Figure dataset records
'''

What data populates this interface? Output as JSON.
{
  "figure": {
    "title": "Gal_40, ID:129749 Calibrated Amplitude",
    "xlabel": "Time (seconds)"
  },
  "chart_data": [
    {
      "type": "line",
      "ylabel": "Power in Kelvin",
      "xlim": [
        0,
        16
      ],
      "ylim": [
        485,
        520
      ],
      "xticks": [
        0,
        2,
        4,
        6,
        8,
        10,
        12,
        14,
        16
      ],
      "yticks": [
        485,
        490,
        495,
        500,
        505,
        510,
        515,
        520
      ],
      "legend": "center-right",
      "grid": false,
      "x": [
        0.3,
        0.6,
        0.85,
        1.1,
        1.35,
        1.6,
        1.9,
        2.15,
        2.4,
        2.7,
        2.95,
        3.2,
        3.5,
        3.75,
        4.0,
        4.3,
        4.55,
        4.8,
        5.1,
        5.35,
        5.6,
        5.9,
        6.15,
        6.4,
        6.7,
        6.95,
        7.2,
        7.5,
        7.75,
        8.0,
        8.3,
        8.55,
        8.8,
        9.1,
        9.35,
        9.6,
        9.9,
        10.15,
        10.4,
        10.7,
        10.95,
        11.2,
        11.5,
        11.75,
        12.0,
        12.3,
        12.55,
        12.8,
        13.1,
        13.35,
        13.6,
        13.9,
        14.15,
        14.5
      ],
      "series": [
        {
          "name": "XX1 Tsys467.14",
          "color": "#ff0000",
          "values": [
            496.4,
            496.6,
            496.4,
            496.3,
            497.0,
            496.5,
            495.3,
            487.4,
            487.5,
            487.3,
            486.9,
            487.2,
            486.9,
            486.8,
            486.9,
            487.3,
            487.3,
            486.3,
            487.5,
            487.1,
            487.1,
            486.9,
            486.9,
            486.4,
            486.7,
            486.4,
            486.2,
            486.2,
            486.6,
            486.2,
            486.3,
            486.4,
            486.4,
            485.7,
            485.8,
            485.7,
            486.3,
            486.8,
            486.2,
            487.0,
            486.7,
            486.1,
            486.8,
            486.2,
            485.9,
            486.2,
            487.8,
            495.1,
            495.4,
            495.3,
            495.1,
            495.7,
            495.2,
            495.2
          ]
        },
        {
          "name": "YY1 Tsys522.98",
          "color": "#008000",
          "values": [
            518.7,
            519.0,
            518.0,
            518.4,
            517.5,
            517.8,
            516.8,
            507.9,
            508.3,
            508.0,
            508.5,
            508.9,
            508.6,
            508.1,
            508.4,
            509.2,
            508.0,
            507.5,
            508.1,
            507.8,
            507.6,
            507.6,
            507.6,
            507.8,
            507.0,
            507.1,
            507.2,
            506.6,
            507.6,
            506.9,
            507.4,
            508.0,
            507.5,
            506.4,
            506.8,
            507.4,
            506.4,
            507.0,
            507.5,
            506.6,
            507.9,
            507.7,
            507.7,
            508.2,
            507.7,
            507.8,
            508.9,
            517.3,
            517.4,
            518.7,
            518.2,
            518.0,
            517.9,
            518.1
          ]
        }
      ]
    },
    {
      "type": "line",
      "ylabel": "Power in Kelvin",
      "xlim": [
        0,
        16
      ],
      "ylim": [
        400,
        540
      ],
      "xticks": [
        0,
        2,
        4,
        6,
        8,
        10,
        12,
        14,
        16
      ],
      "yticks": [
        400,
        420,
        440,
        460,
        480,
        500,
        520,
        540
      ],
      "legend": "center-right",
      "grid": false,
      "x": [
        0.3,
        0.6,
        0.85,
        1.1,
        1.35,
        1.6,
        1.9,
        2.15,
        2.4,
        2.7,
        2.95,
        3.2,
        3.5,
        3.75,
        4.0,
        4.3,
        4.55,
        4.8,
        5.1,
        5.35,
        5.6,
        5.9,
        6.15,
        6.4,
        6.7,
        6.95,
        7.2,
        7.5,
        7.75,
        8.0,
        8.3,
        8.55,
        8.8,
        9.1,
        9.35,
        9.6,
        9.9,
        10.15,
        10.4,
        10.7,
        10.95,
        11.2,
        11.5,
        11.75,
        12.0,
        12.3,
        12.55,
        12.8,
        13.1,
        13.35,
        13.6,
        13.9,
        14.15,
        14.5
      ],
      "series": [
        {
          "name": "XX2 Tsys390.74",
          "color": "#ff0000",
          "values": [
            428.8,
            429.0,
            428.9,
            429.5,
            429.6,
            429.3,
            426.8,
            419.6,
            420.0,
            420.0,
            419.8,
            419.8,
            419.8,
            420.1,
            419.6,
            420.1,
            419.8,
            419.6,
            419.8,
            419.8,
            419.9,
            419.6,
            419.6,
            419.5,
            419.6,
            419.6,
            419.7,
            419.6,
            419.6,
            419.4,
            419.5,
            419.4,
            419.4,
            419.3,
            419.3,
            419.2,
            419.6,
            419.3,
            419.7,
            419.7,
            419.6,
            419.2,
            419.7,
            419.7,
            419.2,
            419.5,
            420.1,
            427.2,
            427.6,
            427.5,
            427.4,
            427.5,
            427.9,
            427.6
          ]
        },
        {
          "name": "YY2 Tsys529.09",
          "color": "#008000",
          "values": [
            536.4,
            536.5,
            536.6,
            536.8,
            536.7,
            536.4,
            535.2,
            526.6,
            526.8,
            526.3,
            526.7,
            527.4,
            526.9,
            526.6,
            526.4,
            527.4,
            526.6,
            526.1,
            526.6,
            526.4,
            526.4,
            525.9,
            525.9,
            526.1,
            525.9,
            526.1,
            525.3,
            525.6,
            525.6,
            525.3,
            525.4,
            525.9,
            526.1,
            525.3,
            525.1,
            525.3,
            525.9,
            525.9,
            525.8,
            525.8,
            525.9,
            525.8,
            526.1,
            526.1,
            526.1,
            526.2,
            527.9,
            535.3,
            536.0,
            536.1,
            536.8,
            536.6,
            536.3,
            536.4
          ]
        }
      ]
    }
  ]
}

'''

## WHAT TO PRODUCE
Above are some records; repeat all of them exactly.

## ANSWER
What data populates this interface? Output as JSON.
{
  "figure": {
    "title": "Gal_40, ID:129749 Calibrated Amplitude",
    "xlabel": "Time (seconds)"
  },
  "chart_data": [
    {
      "type": "line",
      "ylabel": "Power in Kelvin",
      "xlim": [
        0,
        16
      ],
      "ylim": [
        485,
        520
      ],
      "xticks": [
        0,
        2,
        4,
        6,
        8,
        10,
        12,
        14,
        16
      ],
      "yticks": [
        485,
        490,
        495,
        500,
        505,
        510,
        515,
        520
      ],
      "legend": "center-right",
      "grid": false,
      "x": [
        0.3,
        0.6,
        0.85,
        1.1,
        1.35,
        1.6,
        1.9,
        2.15,
        2.4,
        2.7,
        2.95,
        3.2,
        3.5,
        3.75,
        4.0,
        4.3,
        4.55,
        4.8,
        5.1,
        5.35,
        5.6,
        5.9,
        6.15,
        6.4,
        6.7,
        6.95,
        7.2,
        7.5,
        7.75,
        8.0,
        8.3,
        8.55,
        8.8,
        9.1,
        9.35,
        9.6,
        9.9,
        10.15,
        10.4,
        10.7,
        10.95,
        11.2,
        11.5,
        11.75,
        12.0,
        12.3,
        12.55,
        12.8,
        13.1,
        13.35,
        13.6,
        13.9,
        14.15,
        14.5
      ],
      "series": [
        {
          "name": "XX1 Tsys467.14",
          "color": "#ff0000",
          "values": [
            496.4,
            496.6,
            496.4,
            496.3,
            497.0,
            496.5,
            495.3,
            487.4,
            487.5,
            487.3,
            486.9,
            487.2,
            486.9,
            486.8,
            486.9,
            487.3,
            487.3,
            486.3,
            487.5,
            487.1,
            487.1,
            486.9,
            486.9,
            486.4,
            486.7,
            486.4,
            486.2,
            486.2,
            486.6,
            486.2,
            486.3,
            486.4,
            486.4,
            485.7,
            485.8,
            485.7,
            486.3,
            486.8,
            486.2,
            487.0,
            486.7,
            486.1,
            486.8,
            486.2,
            485.9,
            486.2,
            487.8,
            495.1,
            495.4,
            495.3,
            495.1,
            495.7,
            495.2,
            495.2
          ]
        },
        {
          "name": "YY1 Tsys522.98",
          "color": "#008000",
          "values": [
            518.7,
            519.0,
            518.0,
            518.4,
            517.5,
            517.8,
            516.8,
            507.9,
            508.3,
            508.0,
            508.5,
            508.9,
            508.6,
            508.1,
            508.4,
            509.2,
            508.0,
            507.5,
            508.1,
            507.8,
            507.6,
            507.6,
            507.6,
            507.8,
            507.0,
            507.1,
            507.2,
            506.6,
            507.6,
            506.9,
            507.4,
            508.0,
            507.5,
            506.4,
            506.8,
            507.4,
            506.4,
            507.0,
            507.5,
            506.6,
            507.9,
            507.7,
            507.7,
            508.2,
            507.7,
            507.8,
            508.9,
            517.3,
            517.4,
            518.7,
            518.2,
            518.0,
            517.9,
            518.1
          ]
        }
      ]
    },
    {
      "type": "line",
      "ylabel": "Power in Kelvin",
      "xlim": [
        0,
        16
      ],
      "ylim": [
        400,
        540
      ],
      "xticks": [
        0,
        2,
        4,
        6,
        8,
        10,
        12,
        14,
        16
      ],
      "yticks": [
        400,
        420,
        440,
        460,
        480,
        500,
        520,
        540
      ],
      "legend": "center-right",
      "grid": false,
      "x": [
        0.3,
        0.6,
        0.85,
        1.1,
        1.35,
        1.6,
        1.9,
        2.15,
        2.4,
        2.7,
        2.95,
        3.2,
        3.5,
        3.75,
        4.0,
        4.3,
        4.55,
        4.8,
        5.1,
        5.35,
        5.6,
        5.9,
        6.15,
        6.4,
        6.7,
        6.95,
        7.2,
        7.5,
        7.75,
        8.0,
        8.3,
        8.55,
        8.8,
        9.1,
        9.35,
        9.6,
        9.9,
        10.15,
        10.4,
        10.7,
        10.95,
        11.2,
        11.5,
        11.75,
        12.0,
        12.3,
        12.55,
        12.8,
        13.1,
        13.35,
        13.6,
        13.9,
        14.15,
        14.5
      ],
      "series": [
        {
          "name": "XX2 Tsys390.74",
          "color": "#ff0000",
          "values": [
            428.8,
            429.0,
            428.9,
            429.5,
            429.6,
            429.3,
            426.8,
            419.6,
            420.0,
            420.0,
            419.8,
            419.8,
            419.8,
            420.1,
            419.6,
            420.1,
            419.8,
            419.6,
            419.8,
            419.8,
            419.9,
            419.6,
            419.6,
            419.5,
            419.6,
            419.6,
            419.7,
            419.6,
            419.6,
            419.4,
            419.5,
            419.4,
            419.4,
            419.3,
            419.3,
            419.2,
            419.6,
            419.3,
            419.7,
            419.7,
            419.6,
            419.2,
            419.7,
            419.7,
            419.2,
            419.5,
            420.1,
            427.2,
            427.6,
            427.5,
            427.4,
            427.5,
            427.9,
            427.6
          ]
        },
        {
          "name": "YY2 Tsys529.09",
          "color": "#008000",
          "values": [
            536.4,
            536.5,
            536.6,
            536.8,
            536.7,
            536.4,
            535.2,
            526.6,
            526.8,
            526.3,
            526.7,
            527.4,
            526.9,
            526.6,
            526.4,
            527.4,
            526.6,
            526.1,
            526.6,
            526.4,
            526.4,
            525.9,
            525.9,
            526.1,
            525.9,
            526.1,
            525.3,
            525.6,
            525.6,
            525.3,
            525.4,
            525.9,
            526.1,
            525.3,
            525.1,
            525.3,
            525.9,
            525.9,
            525.8,
            525.8,
            525.9,
            525.8,
            526.1,
            526.1,
            526.1,
            526.2,
            527.9,
            535.3,
            536.0,
            536.1,
            536.8,
            536.6,
            536.3,
            536.4
          ]
        }
      ]
    }
  ]
}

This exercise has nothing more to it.